> **Source**:
##########
Balanced Conic Rectified Flow

Shin Seong Kim, Mingi Kwon, Jaeseok Jeong, Youngjung Uh,
Yonsei University

Balanced Conic Rectified Flow mitigates distribution drift in standard reflow by combining real-data inversions and conic noise interpolation, achieving straighter flows and better generation quality with significantly fewer fake samples.

Abstract


Rectified flow is a generative model that learns smooth transport mappings between two distributions through an ordinary differential equation (ODE). The model learns a straight ODE by reflow steps which iteratively update the supervisory flow. It allows for a relatively simple and efficient generation of high-quality images. However, rectified flow still faces several challenges. 1) The reflow process is slow because it requires a large number of generated pairs to model the target distribution. 2) It is well known that the use of suboptimal fake samples in reflow can lead to performance degradation of the learned flow model. This issue is further exacerbated by error accumulation across reflow steps and model collapse in denoising autoencoder models caused by self-consuming training. In this work, we go one step further and empirically demonstrate that the reflow process causes the learned model to drift away from the target distribution, which in turn leads to a growing discrepancy in reconstruction error between fake and real images. We reveal the drift problem and design a new reflow step, namely the \textit{conic reflow}. It supervises the model by the inversions of real data points through the previously learned model and its interpolation with random initial points. Our conic reflow leads to multiple advantages. 1) It keeps the ODE paths toward real samples, evaluated by reconstruction. 2) We use only a small number of generated samples instead of large generated samples, 600K and 4M, respectively. 3) The learned model generates images with higher quality evaluated by FID, IS, and Recall. 4) The learned flow is more straight than others, evaluated by curvature. We achieve much lower FID in both one-step and full-step generation in CIFAR-10. The conic reflow generalizes to various datasets such as LSUN Bedroom and ImageNet.
##########
> **Exercise A**: In two sentences, summarize the abstract on Balanced Conic Rectified Flow above.
##########
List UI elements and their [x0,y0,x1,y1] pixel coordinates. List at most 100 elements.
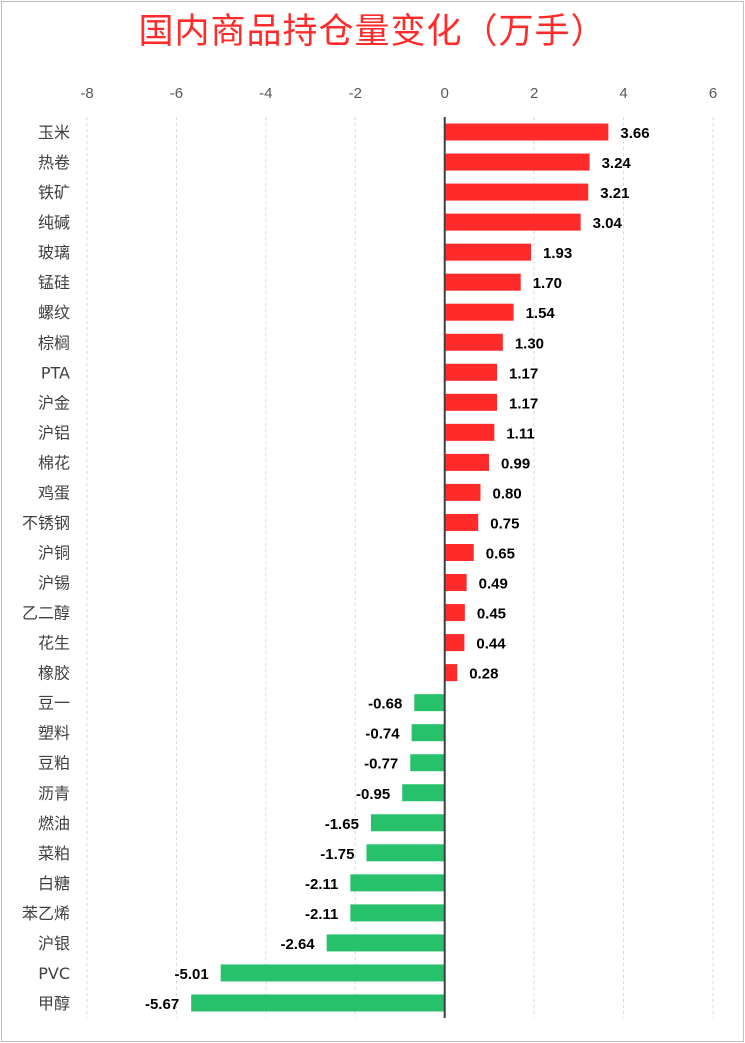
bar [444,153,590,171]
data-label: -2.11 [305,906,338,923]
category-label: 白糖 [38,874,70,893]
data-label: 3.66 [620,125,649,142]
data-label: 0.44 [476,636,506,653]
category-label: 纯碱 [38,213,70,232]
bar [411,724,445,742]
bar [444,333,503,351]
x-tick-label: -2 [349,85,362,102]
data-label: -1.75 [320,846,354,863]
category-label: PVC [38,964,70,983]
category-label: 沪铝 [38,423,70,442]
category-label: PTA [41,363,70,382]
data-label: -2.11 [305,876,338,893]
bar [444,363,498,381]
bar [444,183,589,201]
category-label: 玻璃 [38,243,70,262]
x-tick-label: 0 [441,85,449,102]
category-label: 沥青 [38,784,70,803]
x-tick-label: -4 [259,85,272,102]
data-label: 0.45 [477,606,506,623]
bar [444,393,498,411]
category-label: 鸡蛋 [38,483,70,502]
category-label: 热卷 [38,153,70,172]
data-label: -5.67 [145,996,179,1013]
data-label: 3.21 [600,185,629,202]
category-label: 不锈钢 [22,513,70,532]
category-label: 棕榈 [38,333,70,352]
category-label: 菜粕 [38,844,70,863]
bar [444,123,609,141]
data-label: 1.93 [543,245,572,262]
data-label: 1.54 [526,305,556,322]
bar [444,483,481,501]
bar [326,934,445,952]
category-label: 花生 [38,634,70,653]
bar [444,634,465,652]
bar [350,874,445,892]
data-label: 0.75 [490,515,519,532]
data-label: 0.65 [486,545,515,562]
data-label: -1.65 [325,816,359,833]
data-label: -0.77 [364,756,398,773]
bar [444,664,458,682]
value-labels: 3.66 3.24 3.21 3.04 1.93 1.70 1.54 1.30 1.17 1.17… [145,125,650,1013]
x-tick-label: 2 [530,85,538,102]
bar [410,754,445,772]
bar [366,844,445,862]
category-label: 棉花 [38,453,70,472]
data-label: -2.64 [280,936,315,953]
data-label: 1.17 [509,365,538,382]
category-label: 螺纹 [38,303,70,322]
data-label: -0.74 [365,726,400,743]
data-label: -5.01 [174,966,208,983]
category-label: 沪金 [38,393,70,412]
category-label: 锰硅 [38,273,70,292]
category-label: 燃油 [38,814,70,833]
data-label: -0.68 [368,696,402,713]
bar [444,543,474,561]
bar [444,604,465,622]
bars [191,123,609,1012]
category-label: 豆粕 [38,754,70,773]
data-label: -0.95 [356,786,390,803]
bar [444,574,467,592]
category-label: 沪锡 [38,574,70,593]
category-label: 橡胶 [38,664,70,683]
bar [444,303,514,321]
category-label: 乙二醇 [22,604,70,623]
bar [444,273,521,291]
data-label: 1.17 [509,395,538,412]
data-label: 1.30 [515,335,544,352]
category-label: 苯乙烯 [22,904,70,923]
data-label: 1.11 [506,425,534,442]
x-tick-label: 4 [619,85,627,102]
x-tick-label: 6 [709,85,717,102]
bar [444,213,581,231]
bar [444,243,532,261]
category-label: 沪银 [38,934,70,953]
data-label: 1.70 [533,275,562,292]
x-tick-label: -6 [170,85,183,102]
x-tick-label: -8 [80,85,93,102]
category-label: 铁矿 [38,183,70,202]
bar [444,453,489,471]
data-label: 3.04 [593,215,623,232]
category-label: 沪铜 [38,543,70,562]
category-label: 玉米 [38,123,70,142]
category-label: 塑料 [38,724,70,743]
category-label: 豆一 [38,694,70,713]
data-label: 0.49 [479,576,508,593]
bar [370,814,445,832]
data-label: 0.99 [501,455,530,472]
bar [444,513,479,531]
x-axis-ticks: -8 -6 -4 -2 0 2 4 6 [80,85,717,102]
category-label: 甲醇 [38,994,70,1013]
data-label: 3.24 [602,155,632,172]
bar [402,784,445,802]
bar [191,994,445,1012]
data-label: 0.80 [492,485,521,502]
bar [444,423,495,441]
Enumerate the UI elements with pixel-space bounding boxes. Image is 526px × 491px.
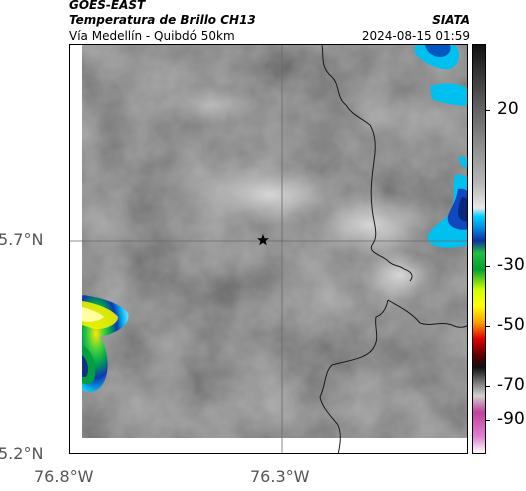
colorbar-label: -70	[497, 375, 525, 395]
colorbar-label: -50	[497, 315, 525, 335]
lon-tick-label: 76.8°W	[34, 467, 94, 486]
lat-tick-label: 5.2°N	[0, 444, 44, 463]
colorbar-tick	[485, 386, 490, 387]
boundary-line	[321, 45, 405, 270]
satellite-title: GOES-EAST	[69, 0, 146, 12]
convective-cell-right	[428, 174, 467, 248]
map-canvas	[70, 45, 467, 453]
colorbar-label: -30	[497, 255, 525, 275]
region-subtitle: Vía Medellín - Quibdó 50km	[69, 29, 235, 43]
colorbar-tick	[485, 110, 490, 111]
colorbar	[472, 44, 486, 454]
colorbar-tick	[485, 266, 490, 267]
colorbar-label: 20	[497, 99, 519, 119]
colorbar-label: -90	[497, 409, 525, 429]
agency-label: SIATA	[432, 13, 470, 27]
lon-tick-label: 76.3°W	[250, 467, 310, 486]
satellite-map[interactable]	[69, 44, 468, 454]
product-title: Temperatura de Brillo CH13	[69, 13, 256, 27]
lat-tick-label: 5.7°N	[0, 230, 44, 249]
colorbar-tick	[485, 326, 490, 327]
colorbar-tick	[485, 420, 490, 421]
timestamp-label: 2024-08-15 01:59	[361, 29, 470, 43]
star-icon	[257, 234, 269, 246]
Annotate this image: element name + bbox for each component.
##########
> **Exercise B**: Lay out as a numbered list every line in the listing from the one containing "bar [444,153,590,171]" down to the one containing "category-label: PVC [38,964,70,983]", including both of those lines and leaving out blank lines.

> **Correct response A**: Rectified flow learns a straight ODE through reflow steps, but the reflow process is slow, suboptimal fake samples degrade it, and the authors show that it makes the learned model drift away from the target distribution. To address this, they propose conic reflow, which supervises the model with inversions of real data points and their interpolation with random initial points, producing straighter flows and higher image quality while using far fewer generated samples (600K instead of 4M).

> **Correct response B**:
1. bar [444,153,590,171]
2. data-label: -2.11 [305,906,338,923]
3. category-label: 白糖 [38,874,70,893]
4. data-label: 3.66 [620,125,649,142]
5. data-label: 0.44 [476,636,506,653]
6. category-label: 纯碱 [38,213,70,232]
7. bar [411,724,445,742]
8. bar [444,333,503,351]
9. x-tick-label: -2 [349,85,362,102]
10. data-label: -1.75 [320,846,354,863]
11. category-label: PVC [38,964,70,983]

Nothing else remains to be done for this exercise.